== Data section

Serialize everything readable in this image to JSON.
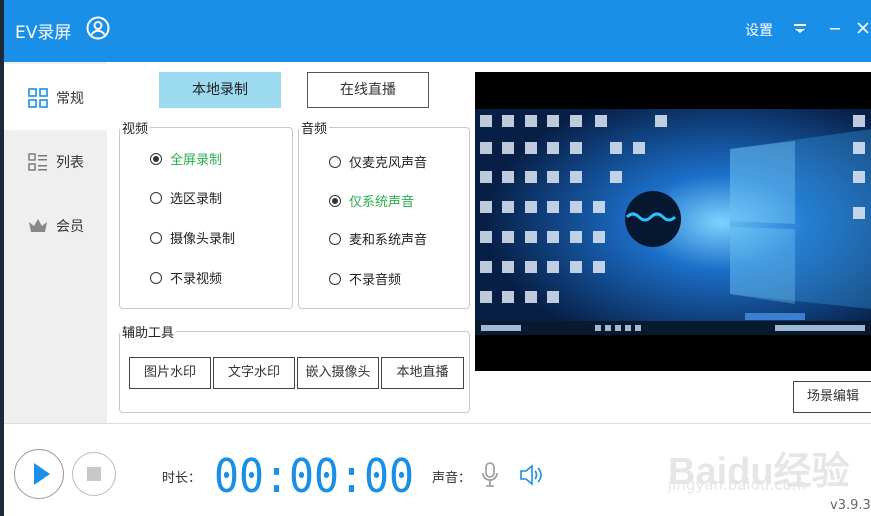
{
  "app": {
    "title": "EV录屏"
  },
  "titlebar": {
    "settings_label": "设置"
  },
  "sidebar": {
    "items": [
      {
        "label": "常规",
        "icon": "grid-icon",
        "active": true
      },
      {
        "label": "列表",
        "icon": "list-icon",
        "active": false
      },
      {
        "label": "会员",
        "icon": "crown-icon",
        "active": false
      }
    ]
  },
  "mode_tabs": {
    "local": "本地录制",
    "live": "在线直播"
  },
  "video": {
    "title": "视频",
    "options": [
      "全屏录制",
      "选区录制",
      "摄像头录制",
      "不录视频"
    ],
    "selected": "全屏录制"
  },
  "audio": {
    "title": "音频",
    "options": [
      "仅麦克风声音",
      "仅系统声音",
      "麦和系统声音",
      "不录音频"
    ],
    "selected": "仅系统声音"
  },
  "tools": {
    "title": "辅助工具",
    "buttons": [
      "图片水印",
      "文字水印",
      "嵌入摄像头",
      "本地直播"
    ]
  },
  "preview": {
    "scene_edit_label": "场景编辑"
  },
  "bottom": {
    "duration_label": "时长：",
    "timer": "00:00:00",
    "sound_label": "声音：",
    "version": "v3.9.3"
  },
  "watermark": {
    "brand": "Baidu经验",
    "url": "jingyan.baidu.com"
  },
  "colors": {
    "accent": "#1a8fe8",
    "checked_green": "#29b04a",
    "tab_active": "#9bdaef"
  }
}
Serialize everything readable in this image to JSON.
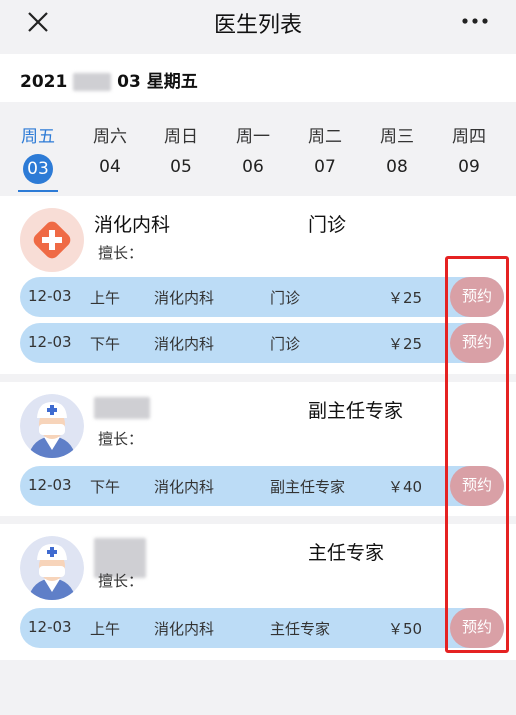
{
  "header": {
    "title": "医生列表"
  },
  "datebar": {
    "date_prefix": "2021",
    "date_suffix": "03 星期五"
  },
  "week": [
    {
      "weekday": "周五",
      "day": "03",
      "active": true
    },
    {
      "weekday": "周六",
      "day": "04"
    },
    {
      "weekday": "周日",
      "day": "05"
    },
    {
      "weekday": "周一",
      "day": "06"
    },
    {
      "weekday": "周二",
      "day": "07"
    },
    {
      "weekday": "周三",
      "day": "08"
    },
    {
      "weekday": "周四",
      "day": "09"
    }
  ],
  "doctors": [
    {
      "name": "消化内科",
      "type": "门诊",
      "skill_label": "擅长：",
      "slots": [
        {
          "date": "12-03",
          "period": "上午",
          "dept": "消化内科",
          "type": "门诊",
          "price": "￥25",
          "book": "预约"
        },
        {
          "date": "12-03",
          "period": "下午",
          "dept": "消化内科",
          "type": "门诊",
          "price": "￥25",
          "book": "预约"
        }
      ]
    },
    {
      "name": "",
      "type": "副主任专家",
      "skill_label": "擅长：",
      "slots": [
        {
          "date": "12-03",
          "period": "下午",
          "dept": "消化内科",
          "type": "副主任专家",
          "price": "￥40",
          "book": "预约"
        }
      ]
    },
    {
      "name": "",
      "type": "主任专家",
      "skill_label": "擅长：",
      "slots": [
        {
          "date": "12-03",
          "period": "上午",
          "dept": "消化内科",
          "type": "主任专家",
          "price": "￥50",
          "book": "预约"
        }
      ]
    }
  ],
  "colors": {
    "accent": "#2d7bd6",
    "slot_bg": "#bcdcf6",
    "book_bg": "#d9a0a6",
    "highlight": "#e52222"
  }
}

====

Return the records exactly. Don't carry the pictures over.

Serialize everything readable in this image to JSON.
{
  "app": {
    "title": "EV录屏"
  },
  "titlebar": {
    "settings_label": "设置"
  },
  "sidebar": {
    "items": [
      {
        "label": "常规",
        "icon": "grid-icon",
        "active": true
      },
      {
        "label": "列表",
        "icon": "list-icon",
        "active": false
      },
      {
        "label": "会员",
        "icon": "crown-icon",
        "active": false
      }
    ]
  },
  "mode_tabs": {
    "local": "本地录制",
    "live": "在线直播"
  },
  "video": {
    "title": "视频",
    "options": [
      "全屏录制",
      "选区录制",
      "摄像头录制",
      "不录视频"
    ],
    "selected": "全屏录制"
  },
  "audio": {
    "title": "音频",
    "options": [
      "仅麦克风声音",
      "仅系统声音",
      "麦和系统声音",
      "不录音频"
    ],
    "selected": "仅系统声音"
  },
  "tools": {
    "title": "辅助工具",
    "buttons": [
      "图片水印",
      "文字水印",
      "嵌入摄像头",
      "本地直播"
    ]
  },
  "preview": {
    "scene_edit_label": "场景编辑"
  },
  "bottom": {
    "duration_label": "时长：",
    "timer": "00:00:00",
    "sound_label": "声音：",
    "version": "v3.9.3"
  },
  "watermark": {
    "brand": "Baidu经验",
    "url": "jingyan.baidu.com"
  },
  "colors": {
    "accent": "#1a8fe8",
    "checked_green": "#29b04a",
    "tab_active": "#9bdaef"
  }
}
Serialize everything readable in this image to JSON.
{
  "header": {
    "title": "医生列表"
  },
  "datebar": {
    "date_prefix": "2021",
    "date_suffix": "03 星期五"
  },
  "week": [
    {
      "weekday": "周五",
      "day": "03",
      "active": true
    },
    {
      "weekday": "周六",
      "day": "04"
    },
    {
      "weekday": "周日",
      "day": "05"
    },
    {
      "weekday": "周一",
      "day": "06"
    },
    {
      "weekday": "周二",
      "day": "07"
    },
    {
      "weekday": "周三",
      "day": "08"
    },
    {
      "weekday": "周四",
      "day": "09"
    }
  ],
  "doctors": [
    {
      "name": "消化内科",
      "type": "门诊",
      "skill_label": "擅长：",
      "slots": [
        {
          "date": "12-03",
          "period": "上午",
          "dept": "消化内科",
          "type": "门诊",
          "price": "￥25",
          "book": "预约"
        },
        {
          "date": "12-03",
          "period": "下午",
          "dept": "消化内科",
          "type": "门诊",
          "price": "￥25",
          "book": "预约"
        }
      ]
    },
    {
      "name": "",
      "type": "副主任专家",
      "skill_label": "擅长：",
      "slots": [
        {
          "date": "12-03",
          "period": "下午",
          "dept": "消化内科",
          "type": "副主任专家",
          "price": "￥40",
          "book": "预约"
        }
      ]
    },
    {
      "name": "",
      "type": "主任专家",
      "skill_label": "擅长：",
      "slots": [
        {
          "date": "12-03",
          "period": "上午",
          "dept": "消化内科",
          "type": "主任专家",
          "price": "￥50",
          "book": "预约"
        }
      ]
    }
  ],
  "colors": {
    "accent": "#2d7bd6",
    "slot_bg": "#bcdcf6",
    "book_bg": "#d9a0a6",
    "highlight": "#e52222"
  }
}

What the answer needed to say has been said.